▶ [Task description]: Print out every record exactly as it appears.

○ ○ ○

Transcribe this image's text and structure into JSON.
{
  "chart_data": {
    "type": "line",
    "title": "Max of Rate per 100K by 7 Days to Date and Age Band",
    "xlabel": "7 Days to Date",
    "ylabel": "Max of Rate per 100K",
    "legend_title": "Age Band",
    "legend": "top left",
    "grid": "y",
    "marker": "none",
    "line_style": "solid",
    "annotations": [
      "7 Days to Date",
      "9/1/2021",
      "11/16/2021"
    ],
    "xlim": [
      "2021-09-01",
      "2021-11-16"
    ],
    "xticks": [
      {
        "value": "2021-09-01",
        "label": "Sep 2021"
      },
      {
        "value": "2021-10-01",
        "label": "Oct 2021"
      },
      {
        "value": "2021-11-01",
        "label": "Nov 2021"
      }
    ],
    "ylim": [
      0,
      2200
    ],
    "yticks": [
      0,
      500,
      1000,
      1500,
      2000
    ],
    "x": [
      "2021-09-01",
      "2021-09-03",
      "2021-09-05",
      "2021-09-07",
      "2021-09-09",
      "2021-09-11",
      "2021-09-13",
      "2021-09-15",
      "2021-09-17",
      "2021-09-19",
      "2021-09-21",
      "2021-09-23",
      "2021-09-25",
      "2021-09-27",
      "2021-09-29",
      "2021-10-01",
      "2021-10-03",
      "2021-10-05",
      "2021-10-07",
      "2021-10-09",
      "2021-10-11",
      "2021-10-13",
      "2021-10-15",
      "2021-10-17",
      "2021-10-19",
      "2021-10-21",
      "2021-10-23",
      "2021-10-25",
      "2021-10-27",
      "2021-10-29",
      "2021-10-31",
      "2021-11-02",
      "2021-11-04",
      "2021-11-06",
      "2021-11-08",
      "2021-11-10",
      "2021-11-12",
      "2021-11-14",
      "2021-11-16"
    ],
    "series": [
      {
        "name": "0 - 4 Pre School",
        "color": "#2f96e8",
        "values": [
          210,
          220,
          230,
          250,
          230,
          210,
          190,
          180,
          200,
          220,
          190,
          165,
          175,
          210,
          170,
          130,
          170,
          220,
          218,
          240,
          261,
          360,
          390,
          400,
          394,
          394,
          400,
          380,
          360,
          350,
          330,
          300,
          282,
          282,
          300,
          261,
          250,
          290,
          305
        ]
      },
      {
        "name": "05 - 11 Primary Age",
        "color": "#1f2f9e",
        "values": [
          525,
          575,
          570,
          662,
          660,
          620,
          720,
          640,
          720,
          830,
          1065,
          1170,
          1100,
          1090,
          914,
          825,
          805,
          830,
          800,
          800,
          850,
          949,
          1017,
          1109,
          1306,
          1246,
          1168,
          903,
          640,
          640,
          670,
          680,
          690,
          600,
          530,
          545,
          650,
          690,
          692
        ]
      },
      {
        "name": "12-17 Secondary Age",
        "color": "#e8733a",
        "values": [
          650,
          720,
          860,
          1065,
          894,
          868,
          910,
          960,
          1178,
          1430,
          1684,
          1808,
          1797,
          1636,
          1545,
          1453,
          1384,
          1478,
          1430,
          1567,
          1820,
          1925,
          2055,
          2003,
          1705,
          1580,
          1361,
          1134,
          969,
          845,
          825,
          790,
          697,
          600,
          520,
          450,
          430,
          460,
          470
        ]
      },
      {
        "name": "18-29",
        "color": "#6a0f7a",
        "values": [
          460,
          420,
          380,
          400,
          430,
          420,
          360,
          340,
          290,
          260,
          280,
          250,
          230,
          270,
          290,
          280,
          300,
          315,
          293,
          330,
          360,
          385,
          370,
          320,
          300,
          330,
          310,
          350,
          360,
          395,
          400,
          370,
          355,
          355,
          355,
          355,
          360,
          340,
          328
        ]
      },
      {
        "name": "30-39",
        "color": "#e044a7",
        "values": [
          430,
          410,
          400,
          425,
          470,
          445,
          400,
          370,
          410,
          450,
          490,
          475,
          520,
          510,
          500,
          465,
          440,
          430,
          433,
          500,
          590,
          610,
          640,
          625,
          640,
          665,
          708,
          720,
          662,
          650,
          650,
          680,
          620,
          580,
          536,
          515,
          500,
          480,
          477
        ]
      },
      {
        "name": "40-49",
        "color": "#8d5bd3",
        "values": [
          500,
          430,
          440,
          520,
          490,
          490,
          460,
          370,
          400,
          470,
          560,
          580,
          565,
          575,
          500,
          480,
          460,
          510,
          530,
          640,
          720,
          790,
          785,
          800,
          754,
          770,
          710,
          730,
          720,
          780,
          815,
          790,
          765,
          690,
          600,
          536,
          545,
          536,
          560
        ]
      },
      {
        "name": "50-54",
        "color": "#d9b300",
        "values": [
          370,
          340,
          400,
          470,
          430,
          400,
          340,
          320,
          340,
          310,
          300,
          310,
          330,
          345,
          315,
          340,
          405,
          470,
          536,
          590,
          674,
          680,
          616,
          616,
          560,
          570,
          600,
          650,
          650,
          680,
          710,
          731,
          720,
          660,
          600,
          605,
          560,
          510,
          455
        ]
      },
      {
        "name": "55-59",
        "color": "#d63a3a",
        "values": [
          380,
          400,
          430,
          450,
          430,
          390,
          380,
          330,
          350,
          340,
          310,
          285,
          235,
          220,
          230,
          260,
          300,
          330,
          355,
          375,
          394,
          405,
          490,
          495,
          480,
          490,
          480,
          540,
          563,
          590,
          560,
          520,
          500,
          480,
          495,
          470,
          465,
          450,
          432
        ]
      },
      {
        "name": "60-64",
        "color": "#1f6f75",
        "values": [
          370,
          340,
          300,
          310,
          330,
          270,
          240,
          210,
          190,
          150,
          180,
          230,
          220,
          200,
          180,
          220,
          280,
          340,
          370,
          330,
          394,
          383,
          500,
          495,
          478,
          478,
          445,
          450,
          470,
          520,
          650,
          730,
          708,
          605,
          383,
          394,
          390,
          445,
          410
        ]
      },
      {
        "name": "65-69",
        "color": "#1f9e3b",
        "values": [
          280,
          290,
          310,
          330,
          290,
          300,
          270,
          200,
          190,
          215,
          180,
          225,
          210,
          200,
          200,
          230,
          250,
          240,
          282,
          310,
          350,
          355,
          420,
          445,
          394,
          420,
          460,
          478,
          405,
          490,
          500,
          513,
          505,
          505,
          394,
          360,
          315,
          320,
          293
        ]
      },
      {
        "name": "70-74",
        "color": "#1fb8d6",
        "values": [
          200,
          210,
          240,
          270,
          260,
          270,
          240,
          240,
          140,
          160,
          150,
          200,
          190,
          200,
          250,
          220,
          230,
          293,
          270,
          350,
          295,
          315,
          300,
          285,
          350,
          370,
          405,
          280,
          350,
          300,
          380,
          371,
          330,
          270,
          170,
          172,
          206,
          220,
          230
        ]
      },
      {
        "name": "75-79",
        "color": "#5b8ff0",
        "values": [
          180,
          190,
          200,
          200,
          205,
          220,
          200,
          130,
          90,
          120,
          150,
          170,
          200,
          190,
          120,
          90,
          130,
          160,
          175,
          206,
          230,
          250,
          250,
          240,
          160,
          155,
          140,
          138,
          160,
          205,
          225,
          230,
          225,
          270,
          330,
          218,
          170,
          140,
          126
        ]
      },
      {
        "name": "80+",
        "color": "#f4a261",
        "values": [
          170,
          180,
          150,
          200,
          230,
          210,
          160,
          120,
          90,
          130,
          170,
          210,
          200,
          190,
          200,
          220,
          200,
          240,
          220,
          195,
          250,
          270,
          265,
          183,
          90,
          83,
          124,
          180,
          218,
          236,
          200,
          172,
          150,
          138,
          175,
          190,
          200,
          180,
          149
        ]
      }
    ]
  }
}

○ ○ ○

▶ [Output]:
Transcribe this image's text and structure into JSON.
{
  "chart_data": {
    "type": "line",
    "title": "Max of Rate per 100K by 7 Days to Date and Age Band",
    "xlabel": "7 Days to Date",
    "ylabel": "Max of Rate per 100K",
    "legend_title": "Age Band",
    "legend": "top left",
    "grid": "y",
    "marker": "none",
    "line_style": "solid",
    "annotations": [
      "7 Days to Date",
      "9/1/2021",
      "11/16/2021"
    ],
    "xlim": [
      "2021-09-01",
      "2021-11-16"
    ],
    "xticks": [
      {
        "value": "2021-09-01",
        "label": "Sep 2021"
      },
      {
        "value": "2021-10-01",
        "label": "Oct 2021"
      },
      {
        "value": "2021-11-01",
        "label": "Nov 2021"
      }
    ],
    "ylim": [
      0,
      2200
    ],
    "yticks": [
      0,
      500,
      1000,
      1500,
      2000
    ],
    "x": [
      "2021-09-01",
      "2021-09-03",
      "2021-09-05",
      "2021-09-07",
      "2021-09-09",
      "2021-09-11",
      "2021-09-13",
      "2021-09-15",
      "2021-09-17",
      "2021-09-19",
      "2021-09-21",
      "2021-09-23",
      "2021-09-25",
      "2021-09-27",
      "2021-09-29",
      "2021-10-01",
      "2021-10-03",
      "2021-10-05",
      "2021-10-07",
      "2021-10-09",
      "2021-10-11",
      "2021-10-13",
      "2021-10-15",
      "2021-10-17",
      "2021-10-19",
      "2021-10-21",
      "2021-10-23",
      "2021-10-25",
      "2021-10-27",
      "2021-10-29",
      "2021-10-31",
      "2021-11-02",
      "2021-11-04",
      "2021-11-06",
      "2021-11-08",
      "2021-11-10",
      "2021-11-12",
      "2021-11-14",
      "2021-11-16"
    ],
    "series": [
      {
        "name": "0 - 4 Pre School",
        "color": "#2f96e8",
        "values": [
          210,
          220,
          230,
          250,
          230,
          210,
          190,
          180,
          200,
          220,
          190,
          165,
          175,
          210,
          170,
          130,
          170,
          220,
          218,
          240,
          261,
          360,
          390,
          400,
          394,
          394,
          400,
          380,
          360,
          350,
          330,
          300,
          282,
          282,
          300,
          261,
          250,
          290,
          305
        ]
      },
      {
        "name": "05 - 11 Primary Age",
        "color": "#1f2f9e",
        "values": [
          525,
          575,
          570,
          662,
          660,
          620,
          720,
          640,
          720,
          830,
          1065,
          1170,
          1100,
          1090,
          914,
          825,
          805,
          830,
          800,
          800,
          850,
          949,
          1017,
          1109,
          1306,
          1246,
          1168,
          903,
          640,
          640,
          670,
          680,
          690,
          600,
          530,
          545,
          650,
          690,
          692
        ]
      },
      {
        "name": "12-17 Secondary Age",
        "color": "#e8733a",
        "values": [
          650,
          720,
          860,
          1065,
          894,
          868,
          910,
          960,
          1178,
          1430,
          1684,
          1808,
          1797,
          1636,
          1545,
          1453,
          1384,
          1478,
          1430,
          1567,
          1820,
          1925,
          2055,
          2003,
          1705,
          1580,
          1361,
          1134,
          969,
          845,
          825,
          790,
          697,
          600,
          520,
          450,
          430,
          460,
          470
        ]
      },
      {
        "name": "18-29",
        "color": "#6a0f7a",
        "values": [
          460,
          420,
          380,
          400,
          430,
          420,
          360,
          340,
          290,
          260,
          280,
          250,
          230,
          270,
          290,
          280,
          300,
          315,
          293,
          330,
          360,
          385,
          370,
          320,
          300,
          330,
          310,
          350,
          360,
          395,
          400,
          370,
          355,
          355,
          355,
          355,
          360,
          340,
          328
        ]
      },
      {
        "name": "30-39",
        "color": "#e044a7",
        "values": [
          430,
          410,
          400,
          425,
          470,
          445,
          400,
          370,
          410,
          450,
          490,
          475,
          520,
          510,
          500,
          465,
          440,
          430,
          433,
          500,
          590,
          610,
          640,
          625,
          640,
          665,
          708,
          720,
          662,
          650,
          650,
          680,
          620,
          580,
          536,
          515,
          500,
          480,
          477
        ]
      },
      {
        "name": "40-49",
        "color": "#8d5bd3",
        "values": [
          500,
          430,
          440,
          520,
          490,
          490,
          460,
          370,
          400,
          470,
          560,
          580,
          565,
          575,
          500,
          480,
          460,
          510,
          530,
          640,
          720,
          790,
          785,
          800,
          754,
          770,
          710,
          730,
          720,
          780,
          815,
          790,
          765,
          690,
          600,
          536,
          545,
          536,
          560
        ]
      },
      {
        "name": "50-54",
        "color": "#d9b300",
        "values": [
          370,
          340,
          400,
          470,
          430,
          400,
          340,
          320,
          340,
          310,
          300,
          310,
          330,
          345,
          315,
          340,
          405,
          470,
          536,
          590,
          674,
          680,
          616,
          616,
          560,
          570,
          600,
          650,
          650,
          680,
          710,
          731,
          720,
          660,
          600,
          605,
          560,
          510,
          455
        ]
      },
      {
        "name": "55-59",
        "color": "#d63a3a",
        "values": [
          380,
          400,
          430,
          450,
          430,
          390,
          380,
          330,
          350,
          340,
          310,
          285,
          235,
          220,
          230,
          260,
          300,
          330,
          355,
          375,
          394,
          405,
          490,
          495,
          480,
          490,
          480,
          540,
          563,
          590,
          560,
          520,
          500,
          480,
          495,
          470,
          465,
          450,
          432
        ]
      },
      {
        "name": "60-64",
        "color": "#1f6f75",
        "values": [
          370,
          340,
          300,
          310,
          330,
          270,
          240,
          210,
          190,
          150,
          180,
          230,
          220,
          200,
          180,
          220,
          280,
          340,
          370,
          330,
          394,
          383,
          500,
          495,
          478,
          478,
          445,
          450,
          470,
          520,
          650,
          730,
          708,
          605,
          383,
          394,
          390,
          445,
          410
        ]
      },
      {
        "name": "65-69",
        "color": "#1f9e3b",
        "values": [
          280,
          290,
          310,
          330,
          290,
          300,
          270,
          200,
          190,
          215,
          180,
          225,
          210,
          200,
          200,
          230,
          250,
          240,
          282,
          310,
          350,
          355,
          420,
          445,
          394,
          420,
          460,
          478,
          405,
          490,
          500,
          513,
          505,
          505,
          394,
          360,
          315,
          320,
          293
        ]
      },
      {
        "name": "70-74",
        "color": "#1fb8d6",
        "values": [
          200,
          210,
          240,
          270,
          260,
          270,
          240,
          240,
          140,
          160,
          150,
          200,
          190,
          200,
          250,
          220,
          230,
          293,
          270,
          350,
          295,
          315,
          300,
          285,
          350,
          370,
          405,
          280,
          350,
          300,
          380,
          371,
          330,
          270,
          170,
          172,
          206,
          220,
          230
        ]
      },
      {
        "name": "75-79",
        "color": "#5b8ff0",
        "values": [
          180,
          190,
          200,
          200,
          205,
          220,
          200,
          130,
          90,
          120,
          150,
          170,
          200,
          190,
          120,
          90,
          130,
          160,
          175,
          206,
          230,
          250,
          250,
          240,
          160,
          155,
          140,
          138,
          160,
          205,
          225,
          230,
          225,
          270,
          330,
          218,
          170,
          140,
          126
        ]
      },
      {
        "name": "80+",
        "color": "#f4a261",
        "values": [
          170,
          180,
          150,
          200,
          230,
          210,
          160,
          120,
          90,
          130,
          170,
          210,
          200,
          190,
          200,
          220,
          200,
          240,
          220,
          195,
          250,
          270,
          265,
          183,
          90,
          83,
          124,
          180,
          218,
          236,
          200,
          172,
          150,
          138,
          175,
          190,
          200,
          180,
          149
        ]
      }
    ]
  }
}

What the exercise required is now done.